*Direction*:
Identify the lines that contain the string "name" and copy all of them.

*Data entries*:

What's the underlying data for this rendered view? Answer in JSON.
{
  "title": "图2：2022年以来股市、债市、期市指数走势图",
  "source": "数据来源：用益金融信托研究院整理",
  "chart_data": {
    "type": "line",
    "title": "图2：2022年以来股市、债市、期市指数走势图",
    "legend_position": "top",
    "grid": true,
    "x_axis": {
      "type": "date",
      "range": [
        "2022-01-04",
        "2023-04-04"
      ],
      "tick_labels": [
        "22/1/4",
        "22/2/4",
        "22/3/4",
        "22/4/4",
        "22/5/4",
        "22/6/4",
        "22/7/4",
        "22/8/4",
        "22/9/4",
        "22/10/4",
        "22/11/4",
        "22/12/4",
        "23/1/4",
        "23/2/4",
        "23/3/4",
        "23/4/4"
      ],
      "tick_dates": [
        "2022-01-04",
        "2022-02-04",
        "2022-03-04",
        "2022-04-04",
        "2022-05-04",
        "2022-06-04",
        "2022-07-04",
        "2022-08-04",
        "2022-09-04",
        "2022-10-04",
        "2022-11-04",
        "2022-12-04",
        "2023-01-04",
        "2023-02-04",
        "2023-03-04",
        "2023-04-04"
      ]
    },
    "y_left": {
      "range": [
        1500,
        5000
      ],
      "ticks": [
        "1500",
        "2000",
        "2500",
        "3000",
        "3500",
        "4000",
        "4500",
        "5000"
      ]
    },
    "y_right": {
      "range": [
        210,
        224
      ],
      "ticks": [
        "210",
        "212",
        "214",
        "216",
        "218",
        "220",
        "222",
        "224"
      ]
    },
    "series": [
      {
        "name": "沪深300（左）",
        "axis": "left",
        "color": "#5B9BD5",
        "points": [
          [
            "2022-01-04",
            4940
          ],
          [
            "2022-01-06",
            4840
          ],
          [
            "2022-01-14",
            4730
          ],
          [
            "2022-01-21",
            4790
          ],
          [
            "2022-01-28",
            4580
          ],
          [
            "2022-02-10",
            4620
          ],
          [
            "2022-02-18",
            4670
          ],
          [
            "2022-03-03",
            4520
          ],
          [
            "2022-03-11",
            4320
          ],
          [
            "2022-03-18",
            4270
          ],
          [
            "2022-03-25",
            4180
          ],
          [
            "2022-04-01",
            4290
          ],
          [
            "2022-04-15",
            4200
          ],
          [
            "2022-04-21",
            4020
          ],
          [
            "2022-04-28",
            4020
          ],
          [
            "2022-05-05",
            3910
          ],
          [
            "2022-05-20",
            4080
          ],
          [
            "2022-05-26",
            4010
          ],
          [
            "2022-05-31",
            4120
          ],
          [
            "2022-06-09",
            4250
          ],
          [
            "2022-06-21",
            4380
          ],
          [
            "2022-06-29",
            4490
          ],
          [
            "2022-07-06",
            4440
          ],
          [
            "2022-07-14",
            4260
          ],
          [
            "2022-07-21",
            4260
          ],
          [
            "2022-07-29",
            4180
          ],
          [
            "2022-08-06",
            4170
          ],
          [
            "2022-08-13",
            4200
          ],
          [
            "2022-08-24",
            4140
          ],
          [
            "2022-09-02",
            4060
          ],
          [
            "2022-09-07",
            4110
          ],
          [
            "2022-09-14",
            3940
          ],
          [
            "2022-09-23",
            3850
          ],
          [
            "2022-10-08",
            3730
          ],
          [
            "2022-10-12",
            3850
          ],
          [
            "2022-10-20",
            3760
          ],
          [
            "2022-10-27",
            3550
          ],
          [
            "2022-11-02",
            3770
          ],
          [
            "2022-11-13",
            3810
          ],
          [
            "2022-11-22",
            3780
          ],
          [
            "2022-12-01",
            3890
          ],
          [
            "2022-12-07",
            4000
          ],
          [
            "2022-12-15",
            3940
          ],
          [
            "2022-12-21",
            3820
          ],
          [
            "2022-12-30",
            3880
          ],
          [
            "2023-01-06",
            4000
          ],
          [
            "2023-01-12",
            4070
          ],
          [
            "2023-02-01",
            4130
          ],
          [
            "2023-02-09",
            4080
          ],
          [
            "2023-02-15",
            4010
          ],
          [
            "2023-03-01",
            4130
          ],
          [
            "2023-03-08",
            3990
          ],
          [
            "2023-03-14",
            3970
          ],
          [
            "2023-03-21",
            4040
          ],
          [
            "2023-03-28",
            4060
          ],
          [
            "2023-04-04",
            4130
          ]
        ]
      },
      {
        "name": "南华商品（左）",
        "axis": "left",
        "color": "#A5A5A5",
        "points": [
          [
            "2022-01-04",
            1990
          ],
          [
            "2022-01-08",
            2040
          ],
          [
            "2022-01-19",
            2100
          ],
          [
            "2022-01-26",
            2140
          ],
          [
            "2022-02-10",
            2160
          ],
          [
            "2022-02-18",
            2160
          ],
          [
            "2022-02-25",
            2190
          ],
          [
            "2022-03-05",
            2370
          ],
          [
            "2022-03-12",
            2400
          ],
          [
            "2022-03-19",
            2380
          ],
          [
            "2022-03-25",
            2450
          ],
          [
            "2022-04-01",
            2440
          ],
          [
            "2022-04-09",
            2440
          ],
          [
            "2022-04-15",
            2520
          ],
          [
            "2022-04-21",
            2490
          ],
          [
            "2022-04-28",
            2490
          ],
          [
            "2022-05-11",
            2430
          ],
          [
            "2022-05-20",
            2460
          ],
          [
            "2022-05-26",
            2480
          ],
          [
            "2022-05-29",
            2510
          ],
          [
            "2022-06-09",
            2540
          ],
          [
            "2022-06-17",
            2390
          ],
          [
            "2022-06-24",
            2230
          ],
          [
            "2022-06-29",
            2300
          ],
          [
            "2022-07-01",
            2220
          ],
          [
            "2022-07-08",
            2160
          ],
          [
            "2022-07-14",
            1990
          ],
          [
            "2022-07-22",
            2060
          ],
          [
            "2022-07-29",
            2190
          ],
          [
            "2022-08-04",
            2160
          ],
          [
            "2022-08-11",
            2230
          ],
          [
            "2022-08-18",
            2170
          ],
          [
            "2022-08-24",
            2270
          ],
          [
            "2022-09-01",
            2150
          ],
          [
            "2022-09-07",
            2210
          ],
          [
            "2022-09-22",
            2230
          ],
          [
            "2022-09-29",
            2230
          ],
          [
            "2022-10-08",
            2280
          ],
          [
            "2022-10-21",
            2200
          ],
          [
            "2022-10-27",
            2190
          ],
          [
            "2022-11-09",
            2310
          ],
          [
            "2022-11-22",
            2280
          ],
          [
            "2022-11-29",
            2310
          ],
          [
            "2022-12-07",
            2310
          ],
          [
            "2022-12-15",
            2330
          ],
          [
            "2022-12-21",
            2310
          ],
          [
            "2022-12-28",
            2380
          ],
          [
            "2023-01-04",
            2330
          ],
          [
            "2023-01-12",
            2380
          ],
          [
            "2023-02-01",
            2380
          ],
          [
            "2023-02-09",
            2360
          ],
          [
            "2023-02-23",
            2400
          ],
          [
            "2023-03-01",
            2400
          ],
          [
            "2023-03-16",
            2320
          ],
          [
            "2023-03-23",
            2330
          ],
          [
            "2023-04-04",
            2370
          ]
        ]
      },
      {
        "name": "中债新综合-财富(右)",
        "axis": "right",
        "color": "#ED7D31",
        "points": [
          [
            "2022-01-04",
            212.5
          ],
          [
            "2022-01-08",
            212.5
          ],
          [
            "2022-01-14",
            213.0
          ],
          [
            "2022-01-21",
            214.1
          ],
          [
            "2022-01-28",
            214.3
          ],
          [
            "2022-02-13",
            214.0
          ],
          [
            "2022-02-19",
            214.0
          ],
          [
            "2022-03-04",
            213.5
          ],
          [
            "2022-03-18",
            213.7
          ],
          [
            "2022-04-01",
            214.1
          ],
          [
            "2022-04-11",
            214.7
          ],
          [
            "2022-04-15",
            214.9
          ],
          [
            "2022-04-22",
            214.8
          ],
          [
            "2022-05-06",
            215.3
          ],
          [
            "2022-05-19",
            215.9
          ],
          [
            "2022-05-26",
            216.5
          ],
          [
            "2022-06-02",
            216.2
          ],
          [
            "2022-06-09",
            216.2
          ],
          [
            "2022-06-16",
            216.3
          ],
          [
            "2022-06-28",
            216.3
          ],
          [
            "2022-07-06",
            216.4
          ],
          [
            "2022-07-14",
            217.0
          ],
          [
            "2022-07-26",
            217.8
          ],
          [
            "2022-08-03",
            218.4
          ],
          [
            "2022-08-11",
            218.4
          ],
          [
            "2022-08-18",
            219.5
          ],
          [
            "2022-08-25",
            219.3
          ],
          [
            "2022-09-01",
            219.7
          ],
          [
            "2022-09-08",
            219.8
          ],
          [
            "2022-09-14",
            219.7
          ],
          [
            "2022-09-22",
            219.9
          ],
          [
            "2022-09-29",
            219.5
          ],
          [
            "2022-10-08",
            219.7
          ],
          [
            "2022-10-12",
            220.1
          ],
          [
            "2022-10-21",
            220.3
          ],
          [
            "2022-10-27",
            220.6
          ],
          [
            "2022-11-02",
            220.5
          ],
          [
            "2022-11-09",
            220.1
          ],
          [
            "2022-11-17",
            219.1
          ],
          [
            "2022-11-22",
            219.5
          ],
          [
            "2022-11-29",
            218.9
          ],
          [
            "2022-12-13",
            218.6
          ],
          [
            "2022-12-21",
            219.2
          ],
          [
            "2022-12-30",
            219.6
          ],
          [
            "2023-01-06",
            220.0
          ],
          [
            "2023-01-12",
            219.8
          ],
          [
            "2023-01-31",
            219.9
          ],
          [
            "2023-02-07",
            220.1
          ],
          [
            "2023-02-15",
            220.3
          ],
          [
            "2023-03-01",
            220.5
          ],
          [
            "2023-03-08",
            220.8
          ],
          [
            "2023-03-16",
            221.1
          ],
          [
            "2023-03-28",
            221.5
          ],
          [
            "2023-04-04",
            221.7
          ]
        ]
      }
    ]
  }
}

*Answer to the task*:
        "name": "沪深300（左）",
        "name": "南华商品（左）",
        "name": "中债新综合-财富(右)",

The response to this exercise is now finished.